[Collected data entries]
>>>

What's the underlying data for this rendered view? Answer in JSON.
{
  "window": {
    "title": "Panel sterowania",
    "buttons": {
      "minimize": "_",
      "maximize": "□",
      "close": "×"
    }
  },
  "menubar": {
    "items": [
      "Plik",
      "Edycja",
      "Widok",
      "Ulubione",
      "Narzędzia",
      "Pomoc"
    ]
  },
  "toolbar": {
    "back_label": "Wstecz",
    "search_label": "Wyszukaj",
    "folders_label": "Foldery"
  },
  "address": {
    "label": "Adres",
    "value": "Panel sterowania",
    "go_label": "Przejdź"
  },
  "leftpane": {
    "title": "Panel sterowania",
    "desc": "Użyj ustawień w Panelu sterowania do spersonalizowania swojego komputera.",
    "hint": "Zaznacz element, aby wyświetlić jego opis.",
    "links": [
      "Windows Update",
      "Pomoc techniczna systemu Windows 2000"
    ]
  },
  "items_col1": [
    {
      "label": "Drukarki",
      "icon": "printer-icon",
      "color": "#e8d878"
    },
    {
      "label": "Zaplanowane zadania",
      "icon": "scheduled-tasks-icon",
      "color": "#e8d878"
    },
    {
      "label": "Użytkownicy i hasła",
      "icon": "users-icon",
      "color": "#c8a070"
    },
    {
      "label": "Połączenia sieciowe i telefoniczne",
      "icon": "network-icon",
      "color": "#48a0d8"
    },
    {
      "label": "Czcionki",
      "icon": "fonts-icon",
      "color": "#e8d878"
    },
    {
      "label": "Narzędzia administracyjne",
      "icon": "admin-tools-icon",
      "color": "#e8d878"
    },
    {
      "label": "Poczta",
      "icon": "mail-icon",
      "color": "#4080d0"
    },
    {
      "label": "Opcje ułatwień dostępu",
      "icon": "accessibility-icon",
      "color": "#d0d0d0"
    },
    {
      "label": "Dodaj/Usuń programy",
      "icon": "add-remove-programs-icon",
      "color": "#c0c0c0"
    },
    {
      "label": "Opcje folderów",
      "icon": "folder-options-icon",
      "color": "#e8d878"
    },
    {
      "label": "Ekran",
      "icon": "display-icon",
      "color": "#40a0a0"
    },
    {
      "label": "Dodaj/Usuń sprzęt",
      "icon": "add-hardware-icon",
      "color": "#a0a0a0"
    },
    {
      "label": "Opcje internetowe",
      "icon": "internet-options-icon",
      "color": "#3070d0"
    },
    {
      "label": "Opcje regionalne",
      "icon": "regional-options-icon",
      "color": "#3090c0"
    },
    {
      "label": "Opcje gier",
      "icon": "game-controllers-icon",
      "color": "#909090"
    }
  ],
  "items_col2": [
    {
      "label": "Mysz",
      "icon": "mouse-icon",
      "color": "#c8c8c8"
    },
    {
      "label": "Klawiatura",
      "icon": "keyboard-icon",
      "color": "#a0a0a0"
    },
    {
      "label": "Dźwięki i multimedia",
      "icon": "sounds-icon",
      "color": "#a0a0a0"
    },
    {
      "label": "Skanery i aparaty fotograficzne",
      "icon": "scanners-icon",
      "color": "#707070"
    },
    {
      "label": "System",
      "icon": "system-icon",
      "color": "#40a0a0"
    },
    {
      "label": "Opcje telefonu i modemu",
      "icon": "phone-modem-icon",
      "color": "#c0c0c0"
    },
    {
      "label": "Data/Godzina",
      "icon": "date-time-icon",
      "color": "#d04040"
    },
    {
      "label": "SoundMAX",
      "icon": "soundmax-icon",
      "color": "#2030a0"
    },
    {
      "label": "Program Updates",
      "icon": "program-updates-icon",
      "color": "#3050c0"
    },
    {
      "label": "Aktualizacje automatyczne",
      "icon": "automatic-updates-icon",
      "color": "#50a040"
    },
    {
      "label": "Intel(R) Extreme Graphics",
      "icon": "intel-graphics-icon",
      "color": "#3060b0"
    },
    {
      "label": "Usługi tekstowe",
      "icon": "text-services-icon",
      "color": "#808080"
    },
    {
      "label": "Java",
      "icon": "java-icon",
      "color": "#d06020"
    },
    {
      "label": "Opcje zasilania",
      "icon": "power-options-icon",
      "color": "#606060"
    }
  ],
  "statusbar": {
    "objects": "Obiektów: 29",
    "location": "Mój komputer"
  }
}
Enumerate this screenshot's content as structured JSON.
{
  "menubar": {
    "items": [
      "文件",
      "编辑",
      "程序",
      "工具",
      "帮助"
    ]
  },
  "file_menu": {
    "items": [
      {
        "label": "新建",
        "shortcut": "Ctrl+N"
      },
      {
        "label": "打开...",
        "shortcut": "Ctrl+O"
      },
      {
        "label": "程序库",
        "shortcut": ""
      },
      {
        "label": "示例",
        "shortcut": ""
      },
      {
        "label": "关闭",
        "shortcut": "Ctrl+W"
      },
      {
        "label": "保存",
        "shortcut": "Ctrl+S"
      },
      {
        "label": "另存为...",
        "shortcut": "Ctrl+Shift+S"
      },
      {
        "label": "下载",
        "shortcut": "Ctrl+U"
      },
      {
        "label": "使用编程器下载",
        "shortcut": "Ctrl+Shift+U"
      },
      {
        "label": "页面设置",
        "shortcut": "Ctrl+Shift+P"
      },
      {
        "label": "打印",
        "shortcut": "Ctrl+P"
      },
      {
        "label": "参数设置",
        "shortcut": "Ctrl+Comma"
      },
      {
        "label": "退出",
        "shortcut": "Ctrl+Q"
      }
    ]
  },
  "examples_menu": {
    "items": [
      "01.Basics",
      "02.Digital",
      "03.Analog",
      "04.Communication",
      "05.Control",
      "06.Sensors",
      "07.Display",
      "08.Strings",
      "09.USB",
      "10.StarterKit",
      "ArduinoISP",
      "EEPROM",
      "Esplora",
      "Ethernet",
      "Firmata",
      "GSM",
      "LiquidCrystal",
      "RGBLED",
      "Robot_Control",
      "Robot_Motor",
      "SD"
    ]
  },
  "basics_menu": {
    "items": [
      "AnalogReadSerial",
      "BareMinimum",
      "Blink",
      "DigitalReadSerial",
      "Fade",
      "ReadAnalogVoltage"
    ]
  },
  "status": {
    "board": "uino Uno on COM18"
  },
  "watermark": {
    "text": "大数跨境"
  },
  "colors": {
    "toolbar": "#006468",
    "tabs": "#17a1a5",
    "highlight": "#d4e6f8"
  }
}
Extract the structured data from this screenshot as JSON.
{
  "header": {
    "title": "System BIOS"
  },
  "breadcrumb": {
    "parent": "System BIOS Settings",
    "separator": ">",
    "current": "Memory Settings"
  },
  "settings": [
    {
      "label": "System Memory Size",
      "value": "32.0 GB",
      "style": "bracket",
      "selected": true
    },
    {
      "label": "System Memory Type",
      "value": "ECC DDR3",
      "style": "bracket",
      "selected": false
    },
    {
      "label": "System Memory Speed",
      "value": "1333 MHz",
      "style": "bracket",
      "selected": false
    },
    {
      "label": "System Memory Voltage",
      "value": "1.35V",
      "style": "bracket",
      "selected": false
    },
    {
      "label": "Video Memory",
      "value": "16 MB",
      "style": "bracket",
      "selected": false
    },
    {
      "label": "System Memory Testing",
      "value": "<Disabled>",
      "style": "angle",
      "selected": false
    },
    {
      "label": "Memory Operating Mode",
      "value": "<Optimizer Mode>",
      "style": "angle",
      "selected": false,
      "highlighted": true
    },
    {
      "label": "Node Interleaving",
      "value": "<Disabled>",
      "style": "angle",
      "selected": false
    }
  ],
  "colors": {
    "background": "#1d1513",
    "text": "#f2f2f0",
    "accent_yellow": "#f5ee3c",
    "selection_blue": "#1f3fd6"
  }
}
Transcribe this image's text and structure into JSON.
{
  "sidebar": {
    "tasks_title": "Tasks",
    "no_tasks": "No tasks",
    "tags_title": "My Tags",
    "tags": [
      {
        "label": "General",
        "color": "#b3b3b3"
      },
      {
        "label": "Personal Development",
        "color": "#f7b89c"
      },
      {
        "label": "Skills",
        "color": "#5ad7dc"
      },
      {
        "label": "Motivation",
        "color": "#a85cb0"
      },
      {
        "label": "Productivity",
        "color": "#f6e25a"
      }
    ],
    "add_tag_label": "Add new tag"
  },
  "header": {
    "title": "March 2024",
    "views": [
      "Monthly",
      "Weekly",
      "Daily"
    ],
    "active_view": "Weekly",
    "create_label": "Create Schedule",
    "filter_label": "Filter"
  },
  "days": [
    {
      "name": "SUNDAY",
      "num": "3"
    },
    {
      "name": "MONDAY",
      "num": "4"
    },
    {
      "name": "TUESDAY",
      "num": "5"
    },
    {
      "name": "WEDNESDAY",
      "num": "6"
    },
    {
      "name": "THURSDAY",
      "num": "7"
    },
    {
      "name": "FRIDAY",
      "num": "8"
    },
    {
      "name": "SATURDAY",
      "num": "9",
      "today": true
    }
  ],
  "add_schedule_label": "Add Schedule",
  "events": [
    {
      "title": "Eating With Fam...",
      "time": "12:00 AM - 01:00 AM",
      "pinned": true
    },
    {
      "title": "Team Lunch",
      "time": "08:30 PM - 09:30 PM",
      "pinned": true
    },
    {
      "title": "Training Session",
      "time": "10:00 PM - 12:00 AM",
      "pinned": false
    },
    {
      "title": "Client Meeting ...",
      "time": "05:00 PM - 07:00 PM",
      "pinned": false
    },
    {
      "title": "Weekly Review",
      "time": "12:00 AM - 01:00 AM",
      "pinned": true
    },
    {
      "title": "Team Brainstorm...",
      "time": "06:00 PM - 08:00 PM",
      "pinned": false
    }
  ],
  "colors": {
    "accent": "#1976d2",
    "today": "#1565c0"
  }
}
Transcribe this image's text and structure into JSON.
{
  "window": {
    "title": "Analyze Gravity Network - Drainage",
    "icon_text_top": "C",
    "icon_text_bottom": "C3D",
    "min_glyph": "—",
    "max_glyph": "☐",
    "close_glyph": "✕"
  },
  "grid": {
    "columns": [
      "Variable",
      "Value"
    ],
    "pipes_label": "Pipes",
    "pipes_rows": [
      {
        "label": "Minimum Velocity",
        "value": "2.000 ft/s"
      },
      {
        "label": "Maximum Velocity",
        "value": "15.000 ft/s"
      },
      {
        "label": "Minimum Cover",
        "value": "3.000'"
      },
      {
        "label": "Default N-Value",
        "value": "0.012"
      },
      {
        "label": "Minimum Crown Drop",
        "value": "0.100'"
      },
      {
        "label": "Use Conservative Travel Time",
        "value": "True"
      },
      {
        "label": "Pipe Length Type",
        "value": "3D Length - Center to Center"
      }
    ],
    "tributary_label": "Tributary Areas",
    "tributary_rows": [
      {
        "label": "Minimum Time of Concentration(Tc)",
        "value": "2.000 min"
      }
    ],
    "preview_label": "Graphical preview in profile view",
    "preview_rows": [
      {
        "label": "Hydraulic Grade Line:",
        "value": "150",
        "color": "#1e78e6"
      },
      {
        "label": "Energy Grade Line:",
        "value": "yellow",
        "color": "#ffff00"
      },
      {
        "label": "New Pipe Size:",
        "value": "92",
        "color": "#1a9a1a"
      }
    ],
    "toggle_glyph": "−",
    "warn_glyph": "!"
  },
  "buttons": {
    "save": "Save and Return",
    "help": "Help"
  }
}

<<<

### What is required
Copy out all lines from the material above that contain the string "screenshot".

### Complete response
Enumerate this screenshot's content as structured JSON.
Extract the structured data from this screenshot as JSON.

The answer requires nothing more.